---------- Given data ----------
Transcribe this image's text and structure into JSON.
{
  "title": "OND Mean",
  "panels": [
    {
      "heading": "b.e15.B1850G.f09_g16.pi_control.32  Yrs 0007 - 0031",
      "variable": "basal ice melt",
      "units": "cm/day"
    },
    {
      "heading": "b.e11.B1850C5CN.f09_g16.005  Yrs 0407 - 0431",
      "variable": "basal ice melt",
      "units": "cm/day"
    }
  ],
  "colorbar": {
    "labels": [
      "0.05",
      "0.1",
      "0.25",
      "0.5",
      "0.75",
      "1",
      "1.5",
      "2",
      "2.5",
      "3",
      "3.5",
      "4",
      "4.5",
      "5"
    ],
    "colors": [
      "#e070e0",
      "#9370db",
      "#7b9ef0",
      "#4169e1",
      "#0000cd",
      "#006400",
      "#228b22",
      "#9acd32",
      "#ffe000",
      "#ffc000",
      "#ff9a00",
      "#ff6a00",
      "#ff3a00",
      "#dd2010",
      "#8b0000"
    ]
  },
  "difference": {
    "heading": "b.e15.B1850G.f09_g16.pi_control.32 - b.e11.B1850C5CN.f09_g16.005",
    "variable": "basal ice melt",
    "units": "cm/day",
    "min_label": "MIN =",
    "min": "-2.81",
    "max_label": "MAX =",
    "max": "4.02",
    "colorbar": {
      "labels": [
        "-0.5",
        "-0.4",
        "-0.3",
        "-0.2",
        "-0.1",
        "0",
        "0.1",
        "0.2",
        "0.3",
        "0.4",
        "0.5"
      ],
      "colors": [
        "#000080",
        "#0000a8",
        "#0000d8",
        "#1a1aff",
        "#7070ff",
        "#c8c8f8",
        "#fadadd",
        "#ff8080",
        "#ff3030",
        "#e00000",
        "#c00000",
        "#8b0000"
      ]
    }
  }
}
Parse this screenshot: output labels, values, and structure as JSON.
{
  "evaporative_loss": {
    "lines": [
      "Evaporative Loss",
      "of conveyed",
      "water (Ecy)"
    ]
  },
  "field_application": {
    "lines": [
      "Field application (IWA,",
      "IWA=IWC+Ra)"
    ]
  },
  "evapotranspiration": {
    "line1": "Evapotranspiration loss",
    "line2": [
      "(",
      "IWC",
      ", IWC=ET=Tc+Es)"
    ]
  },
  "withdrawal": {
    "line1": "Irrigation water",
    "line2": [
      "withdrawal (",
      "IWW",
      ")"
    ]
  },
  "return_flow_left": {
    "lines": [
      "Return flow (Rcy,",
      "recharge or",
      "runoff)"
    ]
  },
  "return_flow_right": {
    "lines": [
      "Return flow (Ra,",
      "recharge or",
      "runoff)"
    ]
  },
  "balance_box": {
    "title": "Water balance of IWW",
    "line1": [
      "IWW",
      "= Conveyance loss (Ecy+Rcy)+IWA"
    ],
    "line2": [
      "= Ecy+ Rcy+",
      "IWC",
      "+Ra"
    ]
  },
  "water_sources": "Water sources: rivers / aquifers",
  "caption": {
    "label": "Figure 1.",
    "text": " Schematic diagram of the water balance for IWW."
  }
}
----------
Write down every line of the data exactly as it appears above.

Transcribe this image's text and structure into JSON.
{
  "title": "OND Mean",
  "panels": [
    {
      "heading": "b.e15.B1850G.f09_g16.pi_control.32  Yrs 0007 - 0031",
      "variable": "basal ice melt",
      "units": "cm/day"
    },
    {
      "heading": "b.e11.B1850C5CN.f09_g16.005  Yrs 0407 - 0431",
      "variable": "basal ice melt",
      "units": "cm/day"
    }
  ],
  "colorbar": {
    "labels": [
      "0.05",
      "0.1",
      "0.25",
      "0.5",
      "0.75",
      "1",
      "1.5",
      "2",
      "2.5",
      "3",
      "3.5",
      "4",
      "4.5",
      "5"
    ],
    "colors": [
      "#e070e0",
      "#9370db",
      "#7b9ef0",
      "#4169e1",
      "#0000cd",
      "#006400",
      "#228b22",
      "#9acd32",
      "#ffe000",
      "#ffc000",
      "#ff9a00",
      "#ff6a00",
      "#ff3a00",
      "#dd2010",
      "#8b0000"
    ]
  },
  "difference": {
    "heading": "b.e15.B1850G.f09_g16.pi_control.32 - b.e11.B1850C5CN.f09_g16.005",
    "variable": "basal ice melt",
    "units": "cm/day",
    "min_label": "MIN =",
    "min": "-2.81",
    "max_label": "MAX =",
    "max": "4.02",
    "colorbar": {
      "labels": [
        "-0.5",
        "-0.4",
        "-0.3",
        "-0.2",
        "-0.1",
        "0",
        "0.1",
        "0.2",
        "0.3",
        "0.4",
        "0.5"
      ],
      "colors": [
        "#000080",
        "#0000a8",
        "#0000d8",
        "#1a1aff",
        "#7070ff",
        "#c8c8f8",
        "#fadadd",
        "#ff8080",
        "#ff3030",
        "#e00000",
        "#c00000",
        "#8b0000"
      ]
    }
  }
}
Parse this screenshot: output labels, values, and structure as JSON.
{
  "evaporative_loss": {
    "lines": [
      "Evaporative Loss",
      "of conveyed",
      "water (Ecy)"
    ]
  },
  "field_application": {
    "lines": [
      "Field application (IWA,",
      "IWA=IWC+Ra)"
    ]
  },
  "evapotranspiration": {
    "line1": "Evapotranspiration loss",
    "line2": [
      "(",
      "IWC",
      ", IWC=ET=Tc+Es)"
    ]
  },
  "withdrawal": {
    "line1": "Irrigation water",
    "line2": [
      "withdrawal (",
      "IWW",
      ")"
    ]
  },
  "return_flow_left": {
    "lines": [
      "Return flow (Rcy,",
      "recharge or",
      "runoff)"
    ]
  },
  "return_flow_right": {
    "lines": [
      "Return flow (Ra,",
      "recharge or",
      "runoff)"
    ]
  },
  "balance_box": {
    "title": "Water balance of IWW",
    "line1": [
      "IWW",
      "= Conveyance loss (Ecy+Rcy)+IWA"
    ],
    "line2": [
      "= Ecy+ Rcy+",
      "IWC",
      "+Ra"
    ]
  },
  "water_sources": "Water sources: rivers / aquifers",
  "caption": {
    "label": "Figure 1.",
    "text": " Schematic diagram of the water balance for IWW."
  }
}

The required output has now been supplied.